Exercise task:
Your task is to copy every line of this material exactly.

Records for the exercise:

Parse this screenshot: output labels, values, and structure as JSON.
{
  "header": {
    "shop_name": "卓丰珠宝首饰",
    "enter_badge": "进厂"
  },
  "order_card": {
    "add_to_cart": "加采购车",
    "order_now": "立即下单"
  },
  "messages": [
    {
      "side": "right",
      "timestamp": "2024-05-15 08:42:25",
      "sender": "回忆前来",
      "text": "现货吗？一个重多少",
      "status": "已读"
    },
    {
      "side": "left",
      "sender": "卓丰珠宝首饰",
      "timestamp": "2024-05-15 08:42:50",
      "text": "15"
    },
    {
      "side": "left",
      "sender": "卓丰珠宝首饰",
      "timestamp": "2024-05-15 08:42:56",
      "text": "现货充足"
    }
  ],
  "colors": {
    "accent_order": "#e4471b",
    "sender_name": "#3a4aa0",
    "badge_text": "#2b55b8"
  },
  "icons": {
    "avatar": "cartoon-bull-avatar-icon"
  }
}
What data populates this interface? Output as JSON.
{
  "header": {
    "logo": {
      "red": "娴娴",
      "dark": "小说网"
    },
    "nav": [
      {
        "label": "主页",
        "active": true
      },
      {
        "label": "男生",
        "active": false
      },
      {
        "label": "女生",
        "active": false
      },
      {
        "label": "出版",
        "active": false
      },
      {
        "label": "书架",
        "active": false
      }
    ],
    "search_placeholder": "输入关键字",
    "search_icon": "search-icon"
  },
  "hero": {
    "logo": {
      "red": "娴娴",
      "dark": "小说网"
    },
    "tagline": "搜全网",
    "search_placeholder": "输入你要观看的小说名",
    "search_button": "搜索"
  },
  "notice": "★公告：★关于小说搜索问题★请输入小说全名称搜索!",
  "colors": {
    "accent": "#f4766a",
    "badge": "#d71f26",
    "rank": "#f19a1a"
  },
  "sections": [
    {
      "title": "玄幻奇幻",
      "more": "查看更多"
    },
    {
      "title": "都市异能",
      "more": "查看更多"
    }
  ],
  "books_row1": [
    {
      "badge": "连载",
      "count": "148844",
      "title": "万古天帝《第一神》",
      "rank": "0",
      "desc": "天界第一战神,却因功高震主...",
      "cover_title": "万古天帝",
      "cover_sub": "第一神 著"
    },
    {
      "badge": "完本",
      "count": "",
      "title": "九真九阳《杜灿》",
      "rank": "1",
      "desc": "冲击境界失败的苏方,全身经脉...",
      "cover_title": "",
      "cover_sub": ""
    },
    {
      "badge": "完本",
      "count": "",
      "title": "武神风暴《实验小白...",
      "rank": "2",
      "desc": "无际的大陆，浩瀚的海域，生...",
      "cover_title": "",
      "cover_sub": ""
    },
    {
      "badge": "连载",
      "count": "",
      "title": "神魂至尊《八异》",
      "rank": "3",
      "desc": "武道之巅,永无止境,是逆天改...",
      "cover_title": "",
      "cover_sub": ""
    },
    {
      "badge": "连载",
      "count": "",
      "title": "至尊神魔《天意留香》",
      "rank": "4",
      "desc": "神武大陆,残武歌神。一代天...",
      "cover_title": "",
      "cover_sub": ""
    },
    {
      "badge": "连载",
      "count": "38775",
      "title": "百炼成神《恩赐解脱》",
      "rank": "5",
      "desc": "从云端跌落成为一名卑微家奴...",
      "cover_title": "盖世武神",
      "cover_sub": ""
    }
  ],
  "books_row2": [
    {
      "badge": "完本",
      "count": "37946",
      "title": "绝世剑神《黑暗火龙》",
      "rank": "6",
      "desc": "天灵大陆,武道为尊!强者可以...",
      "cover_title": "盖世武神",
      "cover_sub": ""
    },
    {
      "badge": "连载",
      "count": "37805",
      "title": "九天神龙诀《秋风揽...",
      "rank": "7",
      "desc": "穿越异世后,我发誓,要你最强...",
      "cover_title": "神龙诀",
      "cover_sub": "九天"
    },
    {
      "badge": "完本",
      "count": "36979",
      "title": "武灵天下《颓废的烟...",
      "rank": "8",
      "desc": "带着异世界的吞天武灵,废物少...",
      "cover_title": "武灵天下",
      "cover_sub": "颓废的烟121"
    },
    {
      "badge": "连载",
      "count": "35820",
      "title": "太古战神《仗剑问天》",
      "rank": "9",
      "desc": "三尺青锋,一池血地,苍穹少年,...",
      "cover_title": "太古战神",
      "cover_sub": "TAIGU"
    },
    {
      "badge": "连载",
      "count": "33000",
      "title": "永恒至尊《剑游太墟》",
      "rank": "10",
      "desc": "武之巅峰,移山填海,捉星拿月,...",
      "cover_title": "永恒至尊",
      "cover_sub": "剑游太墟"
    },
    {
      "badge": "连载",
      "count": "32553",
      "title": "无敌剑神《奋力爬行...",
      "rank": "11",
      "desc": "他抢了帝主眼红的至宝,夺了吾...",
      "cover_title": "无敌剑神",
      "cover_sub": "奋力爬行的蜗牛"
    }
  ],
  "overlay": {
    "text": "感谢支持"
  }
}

Task answer:
Parse this screenshot: output labels, values, and structure as JSON.
{
  "header": {
    "shop_name": "卓丰珠宝首饰",
    "enter_badge": "进厂"
  },
  "order_card": {
    "add_to_cart": "加采购车",
    "order_now": "立即下单"
  },
  "messages": [
    {
      "side": "right",
      "timestamp": "2024-05-15 08:42:25",
      "sender": "回忆前来",
      "text": "现货吗？一个重多少",
      "status": "已读"
    },
    {
      "side": "left",
      "sender": "卓丰珠宝首饰",
      "timestamp": "2024-05-15 08:42:50",
      "text": "15"
    },
    {
      "side": "left",
      "sender": "卓丰珠宝首饰",
      "timestamp": "2024-05-15 08:42:56",
      "text": "现货充足"
    }
  ],
  "colors": {
    "accent_order": "#e4471b",
    "sender_name": "#3a4aa0",
    "badge_text": "#2b55b8"
  },
  "icons": {
    "avatar": "cartoon-bull-avatar-icon"
  }
}
What data populates this interface? Output as JSON.
{
  "header": {
    "logo": {
      "red": "娴娴",
      "dark": "小说网"
    },
    "nav": [
      {
        "label": "主页",
        "active": true
      },
      {
        "label": "男生",
        "active": false
      },
      {
        "label": "女生",
        "active": false
      },
      {
        "label": "出版",
        "active": false
      },
      {
        "label": "书架",
        "active": false
      }
    ],
    "search_placeholder": "输入关键字",
    "search_icon": "search-icon"
  },
  "hero": {
    "logo": {
      "red": "娴娴",
      "dark": "小说网"
    },
    "tagline": "搜全网",
    "search_placeholder": "输入你要观看的小说名",
    "search_button": "搜索"
  },
  "notice": "★公告：★关于小说搜索问题★请输入小说全名称搜索!",
  "colors": {
    "accent": "#f4766a",
    "badge": "#d71f26",
    "rank": "#f19a1a"
  },
  "sections": [
    {
      "title": "玄幻奇幻",
      "more": "查看更多"
    },
    {
      "title": "都市异能",
      "more": "查看更多"
    }
  ],
  "books_row1": [
    {
      "badge": "连载",
      "count": "148844",
      "title": "万古天帝《第一神》",
      "rank": "0",
      "desc": "天界第一战神,却因功高震主...",
      "cover_title": "万古天帝",
      "cover_sub": "第一神 著"
    },
    {
      "badge": "完本",
      "count": "",
      "title": "九真九阳《杜灿》",
      "rank": "1",
      "desc": "冲击境界失败的苏方,全身经脉...",
      "cover_title": "",
      "cover_sub": ""
    },
    {
      "badge": "完本",
      "count": "",
      "title": "武神风暴《实验小白...",
      "rank": "2",
      "desc": "无际的大陆，浩瀚的海域，生...",
      "cover_title": "",
      "cover_sub": ""
    },
    {
      "badge": "连载",
      "count": "",
      "title": "神魂至尊《八异》",
      "rank": "3",
      "desc": "武道之巅,永无止境,是逆天改...",
      "cover_title": "",
      "cover_sub": ""
    },
    {
      "badge": "连载",
      "count": "",
      "title": "至尊神魔《天意留香》",
      "rank": "4",
      "desc": "神武大陆,残武歌神。一代天...",
      "cover_title": "",
      "cover_sub": ""
    },
    {
      "badge": "连载",
      "count": "38775",
      "title": "百炼成神《恩赐解脱》",
      "rank": "5",
      "desc": "从云端跌落成为一名卑微家奴...",
      "cover_title": "盖世武神",
      "cover_sub": ""
    }
  ],
  "books_row2": [
    {
      "badge": "完本",
      "count": "37946",
      "title": "绝世剑神《黑暗火龙》",
      "rank": "6",
      "desc": "天灵大陆,武道为尊!强者可以...",
      "cover_title": "盖世武神",
      "cover_sub": ""
    },
    {
      "badge": "连载",
      "count": "37805",
      "title": "九天神龙诀《秋风揽...",
      "rank": "7",
      "desc": "穿越异世后,我发誓,要你最强...",
      "cover_title": "神龙诀",
      "cover_sub": "九天"
    },
    {
      "badge": "完本",
      "count": "36979",
      "title": "武灵天下《颓废的烟...",
      "rank": "8",
      "desc": "带着异世界的吞天武灵,废物少...",
      "cover_title": "武灵天下",
      "cover_sub": "颓废的烟121"
    },
    {
      "badge": "连载",
      "count": "35820",
      "title": "太古战神《仗剑问天》",
      "rank": "9",
      "desc": "三尺青锋,一池血地,苍穹少年,...",
      "cover_title": "太古战神",
      "cover_sub": "TAIGU"
    },
    {
      "badge": "连载",
      "count": "33000",
      "title": "永恒至尊《剑游太墟》",
      "rank": "10",
      "desc": "武之巅峰,移山填海,捉星拿月,...",
      "cover_title": "永恒至尊",
      "cover_sub": "剑游太墟"
    },
    {
      "badge": "连载",
      "count": "32553",
      "title": "无敌剑神《奋力爬行...",
      "rank": "11",
      "desc": "他抢了帝主眼红的至宝,夺了吾...",
      "cover_title": "无敌剑神",
      "cover_sub": "奋力爬行的蜗牛"
    }
  ],
  "overlay": {
    "text": "感谢支持"
  }
}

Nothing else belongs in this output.